-- Start of Material shown --

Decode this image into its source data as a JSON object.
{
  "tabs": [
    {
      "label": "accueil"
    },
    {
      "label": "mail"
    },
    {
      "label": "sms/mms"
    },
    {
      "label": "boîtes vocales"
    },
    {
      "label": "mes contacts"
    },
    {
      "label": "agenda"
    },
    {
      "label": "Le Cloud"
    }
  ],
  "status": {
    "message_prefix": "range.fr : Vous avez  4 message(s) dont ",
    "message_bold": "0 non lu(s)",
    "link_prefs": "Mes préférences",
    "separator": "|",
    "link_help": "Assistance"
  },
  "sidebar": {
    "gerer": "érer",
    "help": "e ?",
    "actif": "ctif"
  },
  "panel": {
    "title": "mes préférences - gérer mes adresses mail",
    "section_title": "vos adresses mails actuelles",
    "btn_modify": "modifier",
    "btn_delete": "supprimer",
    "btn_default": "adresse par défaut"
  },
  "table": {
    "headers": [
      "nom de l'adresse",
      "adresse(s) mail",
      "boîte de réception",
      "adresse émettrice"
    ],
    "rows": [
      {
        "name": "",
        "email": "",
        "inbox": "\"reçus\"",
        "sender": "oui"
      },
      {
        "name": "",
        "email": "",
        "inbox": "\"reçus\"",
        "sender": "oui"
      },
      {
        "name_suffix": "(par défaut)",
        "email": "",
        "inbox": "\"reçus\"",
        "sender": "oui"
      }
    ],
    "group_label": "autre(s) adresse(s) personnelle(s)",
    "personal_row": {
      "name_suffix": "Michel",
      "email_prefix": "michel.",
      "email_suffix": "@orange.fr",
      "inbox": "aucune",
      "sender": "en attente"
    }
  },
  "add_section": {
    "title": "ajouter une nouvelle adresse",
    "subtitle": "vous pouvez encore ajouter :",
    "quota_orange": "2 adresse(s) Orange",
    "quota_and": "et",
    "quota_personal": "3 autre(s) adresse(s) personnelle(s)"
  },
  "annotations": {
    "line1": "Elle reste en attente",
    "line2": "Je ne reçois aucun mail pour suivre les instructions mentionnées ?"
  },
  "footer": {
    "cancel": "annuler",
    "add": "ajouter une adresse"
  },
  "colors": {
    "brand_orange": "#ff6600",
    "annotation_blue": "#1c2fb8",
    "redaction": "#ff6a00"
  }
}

-- End of Material shown --

Copy all the lines, exactly.

Decode this image into its source data as a JSON object.
{
  "tabs": [
    {
      "label": "accueil"
    },
    {
      "label": "mail"
    },
    {
      "label": "sms/mms"
    },
    {
      "label": "boîtes vocales"
    },
    {
      "label": "mes contacts"
    },
    {
      "label": "agenda"
    },
    {
      "label": "Le Cloud"
    }
  ],
  "status": {
    "message_prefix": "range.fr : Vous avez  4 message(s) dont ",
    "message_bold": "0 non lu(s)",
    "link_prefs": "Mes préférences",
    "separator": "|",
    "link_help": "Assistance"
  },
  "sidebar": {
    "gerer": "érer",
    "help": "e ?",
    "actif": "ctif"
  },
  "panel": {
    "title": "mes préférences - gérer mes adresses mail",
    "section_title": "vos adresses mails actuelles",
    "btn_modify": "modifier",
    "btn_delete": "supprimer",
    "btn_default": "adresse par défaut"
  },
  "table": {
    "headers": [
      "nom de l'adresse",
      "adresse(s) mail",
      "boîte de réception",
      "adresse émettrice"
    ],
    "rows": [
      {
        "name": "",
        "email": "",
        "inbox": "\"reçus\"",
        "sender": "oui"
      },
      {
        "name": "",
        "email": "",
        "inbox": "\"reçus\"",
        "sender": "oui"
      },
      {
        "name_suffix": "(par défaut)",
        "email": "",
        "inbox": "\"reçus\"",
        "sender": "oui"
      }
    ],
    "group_label": "autre(s) adresse(s) personnelle(s)",
    "personal_row": {
      "name_suffix": "Michel",
      "email_prefix": "michel.",
      "email_suffix": "@orange.fr",
      "inbox": "aucune",
      "sender": "en attente"
    }
  },
  "add_section": {
    "title": "ajouter une nouvelle adresse",
    "subtitle": "vous pouvez encore ajouter :",
    "quota_orange": "2 adresse(s) Orange",
    "quota_and": "et",
    "quota_personal": "3 autre(s) adresse(s) personnelle(s)"
  },
  "annotations": {
    "line1": "Elle reste en attente",
    "line2": "Je ne reçois aucun mail pour suivre les instructions mentionnées ?"
  },
  "footer": {
    "cancel": "annuler",
    "add": "ajouter une adresse"
  },
  "colors": {
    "brand_orange": "#ff6600",
    "annotation_blue": "#1c2fb8",
    "redaction": "#ff6a00"
  }
}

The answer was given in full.